▶ [DIRECTIVE]
How many lines of the entries below include the word "образованиях"? Answer with the number alone.

::: MATERIAL FOR THIS EXERCISE :::

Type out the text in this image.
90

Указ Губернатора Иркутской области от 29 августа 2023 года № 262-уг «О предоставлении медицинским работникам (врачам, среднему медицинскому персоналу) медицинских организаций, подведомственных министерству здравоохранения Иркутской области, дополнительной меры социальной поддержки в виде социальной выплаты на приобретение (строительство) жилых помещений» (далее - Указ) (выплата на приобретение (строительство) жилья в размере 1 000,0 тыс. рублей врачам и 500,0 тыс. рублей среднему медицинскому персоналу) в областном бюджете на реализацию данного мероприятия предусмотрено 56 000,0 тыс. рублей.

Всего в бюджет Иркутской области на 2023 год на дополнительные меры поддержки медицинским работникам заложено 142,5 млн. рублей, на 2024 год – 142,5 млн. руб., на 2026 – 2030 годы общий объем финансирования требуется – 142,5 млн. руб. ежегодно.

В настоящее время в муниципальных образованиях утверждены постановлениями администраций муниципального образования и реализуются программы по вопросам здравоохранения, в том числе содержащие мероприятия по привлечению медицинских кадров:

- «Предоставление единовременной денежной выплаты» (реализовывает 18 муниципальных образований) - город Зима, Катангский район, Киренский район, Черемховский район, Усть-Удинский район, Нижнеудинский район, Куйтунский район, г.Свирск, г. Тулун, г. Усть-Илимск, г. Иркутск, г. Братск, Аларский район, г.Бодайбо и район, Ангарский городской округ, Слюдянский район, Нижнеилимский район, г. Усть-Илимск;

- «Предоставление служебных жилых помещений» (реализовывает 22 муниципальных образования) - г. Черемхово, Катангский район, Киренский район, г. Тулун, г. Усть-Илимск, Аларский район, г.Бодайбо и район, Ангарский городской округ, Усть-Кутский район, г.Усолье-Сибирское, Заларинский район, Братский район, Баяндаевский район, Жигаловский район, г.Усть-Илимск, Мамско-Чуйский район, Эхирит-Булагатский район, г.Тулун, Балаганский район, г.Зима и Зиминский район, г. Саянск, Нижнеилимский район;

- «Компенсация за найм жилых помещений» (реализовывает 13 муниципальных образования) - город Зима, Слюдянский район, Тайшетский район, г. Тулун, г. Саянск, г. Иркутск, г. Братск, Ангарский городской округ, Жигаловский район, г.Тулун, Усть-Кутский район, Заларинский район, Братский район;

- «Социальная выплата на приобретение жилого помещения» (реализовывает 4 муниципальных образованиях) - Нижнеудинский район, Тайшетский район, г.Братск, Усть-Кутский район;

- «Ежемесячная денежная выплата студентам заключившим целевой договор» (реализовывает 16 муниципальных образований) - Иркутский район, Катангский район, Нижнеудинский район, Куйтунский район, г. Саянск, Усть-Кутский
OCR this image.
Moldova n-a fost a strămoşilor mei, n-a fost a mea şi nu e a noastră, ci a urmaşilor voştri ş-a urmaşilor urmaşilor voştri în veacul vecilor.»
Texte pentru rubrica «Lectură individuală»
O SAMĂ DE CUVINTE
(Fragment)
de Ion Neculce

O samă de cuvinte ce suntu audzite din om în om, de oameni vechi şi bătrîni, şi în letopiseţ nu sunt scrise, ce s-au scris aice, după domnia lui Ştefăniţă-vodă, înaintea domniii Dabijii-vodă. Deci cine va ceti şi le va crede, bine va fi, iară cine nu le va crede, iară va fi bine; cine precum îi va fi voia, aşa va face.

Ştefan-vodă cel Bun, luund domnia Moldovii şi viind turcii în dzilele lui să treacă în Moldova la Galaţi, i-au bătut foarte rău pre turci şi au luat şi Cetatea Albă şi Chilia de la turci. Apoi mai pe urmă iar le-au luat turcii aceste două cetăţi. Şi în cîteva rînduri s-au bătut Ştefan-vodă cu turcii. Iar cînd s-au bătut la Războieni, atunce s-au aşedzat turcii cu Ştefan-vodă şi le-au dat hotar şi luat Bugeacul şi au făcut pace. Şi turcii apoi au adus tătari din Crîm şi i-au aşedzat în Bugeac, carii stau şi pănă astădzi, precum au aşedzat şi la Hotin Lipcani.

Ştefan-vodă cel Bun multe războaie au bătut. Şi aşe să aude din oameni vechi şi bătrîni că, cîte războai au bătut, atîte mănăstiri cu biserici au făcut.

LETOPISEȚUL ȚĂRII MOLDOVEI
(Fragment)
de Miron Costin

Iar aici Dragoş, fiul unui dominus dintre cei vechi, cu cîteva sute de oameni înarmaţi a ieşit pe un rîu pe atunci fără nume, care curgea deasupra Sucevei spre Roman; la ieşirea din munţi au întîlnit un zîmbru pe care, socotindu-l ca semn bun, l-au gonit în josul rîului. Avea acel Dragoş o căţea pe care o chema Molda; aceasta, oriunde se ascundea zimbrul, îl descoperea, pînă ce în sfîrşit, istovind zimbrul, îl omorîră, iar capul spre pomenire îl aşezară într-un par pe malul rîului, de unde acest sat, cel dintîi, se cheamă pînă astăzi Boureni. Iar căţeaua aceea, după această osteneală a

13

:::

▶ [FULL ANSWER]
2